Dataset content

* BEGIN *

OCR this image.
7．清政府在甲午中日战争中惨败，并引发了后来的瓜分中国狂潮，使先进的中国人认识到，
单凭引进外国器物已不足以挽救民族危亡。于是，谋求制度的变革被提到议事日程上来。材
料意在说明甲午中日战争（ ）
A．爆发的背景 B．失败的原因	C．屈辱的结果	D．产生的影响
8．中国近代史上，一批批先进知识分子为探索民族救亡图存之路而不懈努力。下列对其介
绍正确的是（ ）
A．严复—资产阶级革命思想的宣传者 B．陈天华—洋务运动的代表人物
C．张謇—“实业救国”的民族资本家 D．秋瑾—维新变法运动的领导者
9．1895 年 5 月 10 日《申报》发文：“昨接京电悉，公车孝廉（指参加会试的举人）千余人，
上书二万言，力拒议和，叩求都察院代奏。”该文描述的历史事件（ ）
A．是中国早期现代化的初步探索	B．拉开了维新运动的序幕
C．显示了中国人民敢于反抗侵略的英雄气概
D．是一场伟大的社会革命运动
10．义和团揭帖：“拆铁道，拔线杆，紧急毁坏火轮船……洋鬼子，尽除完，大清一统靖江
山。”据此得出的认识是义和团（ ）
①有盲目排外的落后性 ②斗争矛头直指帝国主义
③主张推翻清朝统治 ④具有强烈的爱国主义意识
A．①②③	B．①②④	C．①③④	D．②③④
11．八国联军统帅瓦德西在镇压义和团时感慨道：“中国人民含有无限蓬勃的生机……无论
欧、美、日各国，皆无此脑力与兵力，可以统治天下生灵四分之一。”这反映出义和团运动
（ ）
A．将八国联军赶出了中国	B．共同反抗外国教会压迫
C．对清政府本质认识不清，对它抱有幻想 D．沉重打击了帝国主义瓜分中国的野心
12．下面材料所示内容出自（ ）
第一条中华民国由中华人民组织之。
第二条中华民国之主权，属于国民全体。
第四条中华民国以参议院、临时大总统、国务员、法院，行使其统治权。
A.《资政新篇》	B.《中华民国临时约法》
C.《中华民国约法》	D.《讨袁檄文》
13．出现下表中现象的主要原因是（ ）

* END *

Instructions for the task
Retype the listing exactly, in full.

Result of this task
OCR this image.
7．清政府在甲午中日战争中惨败，并引发了后来的瓜分中国狂潮，使先进的中国人认识到，
单凭引进外国器物已不足以挽救民族危亡。于是，谋求制度的变革被提到议事日程上来。材
料意在说明甲午中日战争（ ）
A．爆发的背景 B．失败的原因	C．屈辱的结果	D．产生的影响
8．中国近代史上，一批批先进知识分子为探索民族救亡图存之路而不懈努力。下列对其介
绍正确的是（ ）
A．严复—资产阶级革命思想的宣传者 B．陈天华—洋务运动的代表人物
C．张謇—“实业救国”的民族资本家 D．秋瑾—维新变法运动的领导者
9．1895 年 5 月 10 日《申报》发文：“昨接京电悉，公车孝廉（指参加会试的举人）千余人，
上书二万言，力拒议和，叩求都察院代奏。”该文描述的历史事件（ ）
A．是中国早期现代化的初步探索	B．拉开了维新运动的序幕
C．显示了中国人民敢于反抗侵略的英雄气概
D．是一场伟大的社会革命运动
10．义和团揭帖：“拆铁道，拔线杆，紧急毁坏火轮船……洋鬼子，尽除完，大清一统靖江
山。”据此得出的认识是义和团（ ）
①有盲目排外的落后性 ②斗争矛头直指帝国主义
③主张推翻清朝统治 ④具有强烈的爱国主义意识
A．①②③	B．①②④	C．①③④	D．②③④
11．八国联军统帅瓦德西在镇压义和团时感慨道：“中国人民含有无限蓬勃的生机……无论
欧、美、日各国，皆无此脑力与兵力，可以统治天下生灵四分之一。”这反映出义和团运动
（ ）
A．将八国联军赶出了中国	B．共同反抗外国教会压迫
C．对清政府本质认识不清，对它抱有幻想 D．沉重打击了帝国主义瓜分中国的野心
12．下面材料所示内容出自（ ）
第一条中华民国由中华人民组织之。
第二条中华民国之主权，属于国民全体。
第四条中华民国以参议院、临时大总统、国务员、法院，行使其统治权。
A.《资政新篇》	B.《中华民国临时约法》
C.《中华民国约法》	D.《讨袁檄文》
13．出现下表中现象的主要原因是（ ）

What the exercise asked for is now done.